══ Provided records ══

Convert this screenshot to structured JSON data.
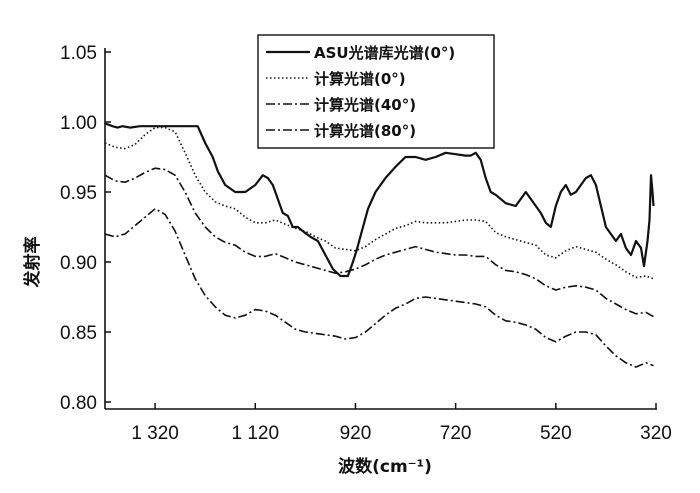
{
  "chart_data": {
    "type": "line",
    "xlabel": "波数(cm⁻¹)",
    "ylabel": "发射率",
    "xlim": [
      1420,
      318
    ],
    "ylim": [
      0.795,
      1.05
    ],
    "x_reversed": true,
    "x_ticks": [
      1320,
      1120,
      920,
      720,
      520,
      320
    ],
    "x_tick_labels": [
      "1 320",
      "1 120",
      "920",
      "720",
      "520",
      "320"
    ],
    "y_ticks": [
      0.8,
      0.85,
      0.9,
      0.95,
      1.0,
      1.05
    ],
    "y_tick_labels": [
      "0.80",
      "0.85",
      "0.90",
      "0.95",
      "1.00",
      "1.05"
    ],
    "grid": false,
    "legend_position": "top-center",
    "series": [
      {
        "name": "ASU光谱库光谱(0°)",
        "style": "solid",
        "x": [
          1420,
          1405,
          1395,
          1385,
          1370,
          1350,
          1320,
          1300,
          1280,
          1250,
          1235,
          1220,
          1205,
          1195,
          1180,
          1160,
          1140,
          1120,
          1105,
          1095,
          1085,
          1075,
          1065,
          1055,
          1045,
          1035,
          1025,
          1010,
          995,
          980,
          965,
          950,
          935,
          925,
          918,
          905,
          895,
          880,
          860,
          840,
          820,
          800,
          780,
          760,
          740,
          720,
          700,
          690,
          680,
          670,
          660,
          650,
          640,
          620,
          600,
          580,
          560,
          550,
          540,
          530,
          520,
          510,
          500,
          490,
          480,
          470,
          460,
          450,
          440,
          430,
          420,
          410,
          400,
          390,
          380,
          370,
          360,
          350,
          344,
          337,
          333,
          330,
          327,
          325
        ],
        "y": [
          0.999,
          0.997,
          0.996,
          0.997,
          0.996,
          0.997,
          0.997,
          0.997,
          0.997,
          0.997,
          0.997,
          0.985,
          0.975,
          0.965,
          0.955,
          0.95,
          0.95,
          0.955,
          0.962,
          0.96,
          0.955,
          0.945,
          0.935,
          0.933,
          0.925,
          0.925,
          0.922,
          0.918,
          0.915,
          0.905,
          0.895,
          0.89,
          0.89,
          0.9,
          0.908,
          0.925,
          0.938,
          0.95,
          0.96,
          0.968,
          0.975,
          0.975,
          0.973,
          0.975,
          0.978,
          0.977,
          0.976,
          0.976,
          0.978,
          0.973,
          0.96,
          0.95,
          0.948,
          0.942,
          0.94,
          0.95,
          0.94,
          0.935,
          0.928,
          0.925,
          0.94,
          0.95,
          0.955,
          0.948,
          0.95,
          0.955,
          0.96,
          0.962,
          0.955,
          0.94,
          0.925,
          0.92,
          0.915,
          0.92,
          0.91,
          0.905,
          0.915,
          0.91,
          0.897,
          0.915,
          0.93,
          0.962,
          0.95,
          0.94
        ]
      },
      {
        "name": "计算光谱(0°)",
        "style": "dotted",
        "x": [
          1420,
          1400,
          1380,
          1360,
          1340,
          1320,
          1300,
          1280,
          1260,
          1240,
          1220,
          1200,
          1180,
          1160,
          1140,
          1120,
          1100,
          1080,
          1060,
          1040,
          1020,
          1000,
          980,
          960,
          940,
          920,
          900,
          880,
          860,
          840,
          820,
          800,
          780,
          760,
          740,
          720,
          700,
          680,
          660,
          640,
          620,
          600,
          580,
          560,
          540,
          520,
          500,
          480,
          460,
          440,
          420,
          400,
          380,
          360,
          340,
          325
        ],
        "y": [
          0.985,
          0.982,
          0.981,
          0.984,
          0.991,
          0.996,
          0.996,
          0.993,
          0.978,
          0.962,
          0.95,
          0.943,
          0.94,
          0.938,
          0.932,
          0.928,
          0.928,
          0.93,
          0.927,
          0.924,
          0.922,
          0.918,
          0.915,
          0.91,
          0.909,
          0.908,
          0.911,
          0.916,
          0.92,
          0.924,
          0.926,
          0.929,
          0.928,
          0.928,
          0.928,
          0.929,
          0.93,
          0.93,
          0.929,
          0.921,
          0.918,
          0.916,
          0.914,
          0.912,
          0.905,
          0.903,
          0.908,
          0.911,
          0.909,
          0.907,
          0.902,
          0.898,
          0.893,
          0.889,
          0.89,
          0.888
        ]
      },
      {
        "name": "计算光谱(40°)",
        "style": "dashdot",
        "x": [
          1420,
          1400,
          1380,
          1360,
          1340,
          1320,
          1300,
          1280,
          1260,
          1240,
          1220,
          1200,
          1180,
          1160,
          1140,
          1120,
          1100,
          1080,
          1060,
          1040,
          1020,
          1000,
          980,
          960,
          940,
          920,
          900,
          880,
          860,
          840,
          820,
          800,
          780,
          760,
          740,
          720,
          700,
          680,
          660,
          640,
          620,
          600,
          580,
          560,
          540,
          520,
          500,
          480,
          460,
          440,
          420,
          400,
          380,
          360,
          340,
          325
        ],
        "y": [
          0.962,
          0.958,
          0.957,
          0.96,
          0.964,
          0.967,
          0.966,
          0.962,
          0.95,
          0.935,
          0.925,
          0.918,
          0.914,
          0.912,
          0.907,
          0.904,
          0.904,
          0.906,
          0.903,
          0.9,
          0.898,
          0.896,
          0.894,
          0.892,
          0.893,
          0.895,
          0.898,
          0.902,
          0.905,
          0.907,
          0.909,
          0.911,
          0.909,
          0.907,
          0.906,
          0.905,
          0.905,
          0.904,
          0.904,
          0.898,
          0.894,
          0.893,
          0.891,
          0.888,
          0.883,
          0.88,
          0.882,
          0.883,
          0.882,
          0.88,
          0.874,
          0.87,
          0.866,
          0.863,
          0.864,
          0.861
        ]
      },
      {
        "name": "计算光谱(80°)",
        "style": "dashdot",
        "x": [
          1420,
          1400,
          1380,
          1360,
          1340,
          1320,
          1300,
          1280,
          1260,
          1240,
          1220,
          1200,
          1180,
          1160,
          1140,
          1120,
          1100,
          1080,
          1060,
          1040,
          1020,
          1000,
          980,
          960,
          940,
          920,
          900,
          880,
          860,
          840,
          820,
          800,
          780,
          760,
          740,
          720,
          700,
          680,
          660,
          640,
          620,
          600,
          580,
          560,
          540,
          520,
          500,
          480,
          460,
          440,
          420,
          400,
          380,
          360,
          340,
          325
        ],
        "y": [
          0.92,
          0.918,
          0.92,
          0.926,
          0.932,
          0.938,
          0.934,
          0.922,
          0.905,
          0.888,
          0.876,
          0.868,
          0.862,
          0.86,
          0.862,
          0.866,
          0.865,
          0.862,
          0.857,
          0.852,
          0.85,
          0.849,
          0.848,
          0.847,
          0.845,
          0.846,
          0.85,
          0.856,
          0.862,
          0.867,
          0.87,
          0.874,
          0.875,
          0.874,
          0.873,
          0.872,
          0.871,
          0.87,
          0.868,
          0.862,
          0.858,
          0.857,
          0.855,
          0.852,
          0.846,
          0.843,
          0.847,
          0.85,
          0.85,
          0.848,
          0.84,
          0.833,
          0.828,
          0.825,
          0.828,
          0.826
        ]
      }
    ]
  }
}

═══

→ What you need to do: Copy each line in full and exactly, omitting any picture.

→ Output of the task:
Convert this screenshot to structured JSON data.
{
  "chart_data": {
    "type": "line",
    "xlabel": "波数(cm⁻¹)",
    "ylabel": "发射率",
    "xlim": [
      1420,
      318
    ],
    "ylim": [
      0.795,
      1.05
    ],
    "x_reversed": true,
    "x_ticks": [
      1320,
      1120,
      920,
      720,
      520,
      320
    ],
    "x_tick_labels": [
      "1 320",
      "1 120",
      "920",
      "720",
      "520",
      "320"
    ],
    "y_ticks": [
      0.8,
      0.85,
      0.9,
      0.95,
      1.0,
      1.05
    ],
    "y_tick_labels": [
      "0.80",
      "0.85",
      "0.90",
      "0.95",
      "1.00",
      "1.05"
    ],
    "grid": false,
    "legend_position": "top-center",
    "series": [
      {
        "name": "ASU光谱库光谱(0°)",
        "style": "solid",
        "x": [
          1420,
          1405,
          1395,
          1385,
          1370,
          1350,
          1320,
          1300,
          1280,
          1250,
          1235,
          1220,
          1205,
          1195,
          1180,
          1160,
          1140,
          1120,
          1105,
          1095,
          1085,
          1075,
          1065,
          1055,
          1045,
          1035,
          1025,
          1010,
          995,
          980,
          965,
          950,
          935,
          925,
          918,
          905,
          895,
          880,
          860,
          840,
          820,
          800,
          780,
          760,
          740,
          720,
          700,
          690,
          680,
          670,
          660,
          650,
          640,
          620,
          600,
          580,
          560,
          550,
          540,
          530,
          520,
          510,
          500,
          490,
          480,
          470,
          460,
          450,
          440,
          430,
          420,
          410,
          400,
          390,
          380,
          370,
          360,
          350,
          344,
          337,
          333,
          330,
          327,
          325
        ],
        "y": [
          0.999,
          0.997,
          0.996,
          0.997,
          0.996,
          0.997,
          0.997,
          0.997,
          0.997,
          0.997,
          0.997,
          0.985,
          0.975,
          0.965,
          0.955,
          0.95,
          0.95,
          0.955,
          0.962,
          0.96,
          0.955,
          0.945,
          0.935,
          0.933,
          0.925,
          0.925,
          0.922,
          0.918,
          0.915,
          0.905,
          0.895,
          0.89,
          0.89,
          0.9,
          0.908,
          0.925,
          0.938,
          0.95,
          0.96,
          0.968,
          0.975,
          0.975,
          0.973,
          0.975,
          0.978,
          0.977,
          0.976,
          0.976,
          0.978,
          0.973,
          0.96,
          0.95,
          0.948,
          0.942,
          0.94,
          0.95,
          0.94,
          0.935,
          0.928,
          0.925,
          0.94,
          0.95,
          0.955,
          0.948,
          0.95,
          0.955,
          0.96,
          0.962,
          0.955,
          0.94,
          0.925,
          0.92,
          0.915,
          0.92,
          0.91,
          0.905,
          0.915,
          0.91,
          0.897,
          0.915,
          0.93,
          0.962,
          0.95,
          0.94
        ]
      },
      {
        "name": "计算光谱(0°)",
        "style": "dotted",
        "x": [
          1420,
          1400,
          1380,
          1360,
          1340,
          1320,
          1300,
          1280,
          1260,
          1240,
          1220,
          1200,
          1180,
          1160,
          1140,
          1120,
          1100,
          1080,
          1060,
          1040,
          1020,
          1000,
          980,
          960,
          940,
          920,
          900,
          880,
          860,
          840,
          820,
          800,
          780,
          760,
          740,
          720,
          700,
          680,
          660,
          640,
          620,
          600,
          580,
          560,
          540,
          520,
          500,
          480,
          460,
          440,
          420,
          400,
          380,
          360,
          340,
          325
        ],
        "y": [
          0.985,
          0.982,
          0.981,
          0.984,
          0.991,
          0.996,
          0.996,
          0.993,
          0.978,
          0.962,
          0.95,
          0.943,
          0.94,
          0.938,
          0.932,
          0.928,
          0.928,
          0.93,
          0.927,
          0.924,
          0.922,
          0.918,
          0.915,
          0.91,
          0.909,
          0.908,
          0.911,
          0.916,
          0.92,
          0.924,
          0.926,
          0.929,
          0.928,
          0.928,
          0.928,
          0.929,
          0.93,
          0.93,
          0.929,
          0.921,
          0.918,
          0.916,
          0.914,
          0.912,
          0.905,
          0.903,
          0.908,
          0.911,
          0.909,
          0.907,
          0.902,
          0.898,
          0.893,
          0.889,
          0.89,
          0.888
        ]
      },
      {
        "name": "计算光谱(40°)",
        "style": "dashdot",
        "x": [
          1420,
          1400,
          1380,
          1360,
          1340,
          1320,
          1300,
          1280,
          1260,
          1240,
          1220,
          1200,
          1180,
          1160,
          1140,
          1120,
          1100,
          1080,
          1060,
          1040,
          1020,
          1000,
          980,
          960,
          940,
          920,
          900,
          880,
          860,
          840,
          820,
          800,
          780,
          760,
          740,
          720,
          700,
          680,
          660,
          640,
          620,
          600,
          580,
          560,
          540,
          520,
          500,
          480,
          460,
          440,
          420,
          400,
          380,
          360,
          340,
          325
        ],
        "y": [
          0.962,
          0.958,
          0.957,
          0.96,
          0.964,
          0.967,
          0.966,
          0.962,
          0.95,
          0.935,
          0.925,
          0.918,
          0.914,
          0.912,
          0.907,
          0.904,
          0.904,
          0.906,
          0.903,
          0.9,
          0.898,
          0.896,
          0.894,
          0.892,
          0.893,
          0.895,
          0.898,
          0.902,
          0.905,
          0.907,
          0.909,
          0.911,
          0.909,
          0.907,
          0.906,
          0.905,
          0.905,
          0.904,
          0.904,
          0.898,
          0.894,
          0.893,
          0.891,
          0.888,
          0.883,
          0.88,
          0.882,
          0.883,
          0.882,
          0.88,
          0.874,
          0.87,
          0.866,
          0.863,
          0.864,
          0.861
        ]
      },
      {
        "name": "计算光谱(80°)",
        "style": "dashdot",
        "x": [
          1420,
          1400,
          1380,
          1360,
          1340,
          1320,
          1300,
          1280,
          1260,
          1240,
          1220,
          1200,
          1180,
          1160,
          1140,
          1120,
          1100,
          1080,
          1060,
          1040,
          1020,
          1000,
          980,
          960,
          940,
          920,
          900,
          880,
          860,
          840,
          820,
          800,
          780,
          760,
          740,
          720,
          700,
          680,
          660,
          640,
          620,
          600,
          580,
          560,
          540,
          520,
          500,
          480,
          460,
          440,
          420,
          400,
          380,
          360,
          340,
          325
        ],
        "y": [
          0.92,
          0.918,
          0.92,
          0.926,
          0.932,
          0.938,
          0.934,
          0.922,
          0.905,
          0.888,
          0.876,
          0.868,
          0.862,
          0.86,
          0.862,
          0.866,
          0.865,
          0.862,
          0.857,
          0.852,
          0.85,
          0.849,
          0.848,
          0.847,
          0.845,
          0.846,
          0.85,
          0.856,
          0.862,
          0.867,
          0.87,
          0.874,
          0.875,
          0.874,
          0.873,
          0.872,
          0.871,
          0.87,
          0.868,
          0.862,
          0.858,
          0.857,
          0.855,
          0.852,
          0.846,
          0.843,
          0.847,
          0.85,
          0.85,
          0.848,
          0.84,
          0.833,
          0.828,
          0.825,
          0.828,
          0.826
        ]
      }
    ]
  }
}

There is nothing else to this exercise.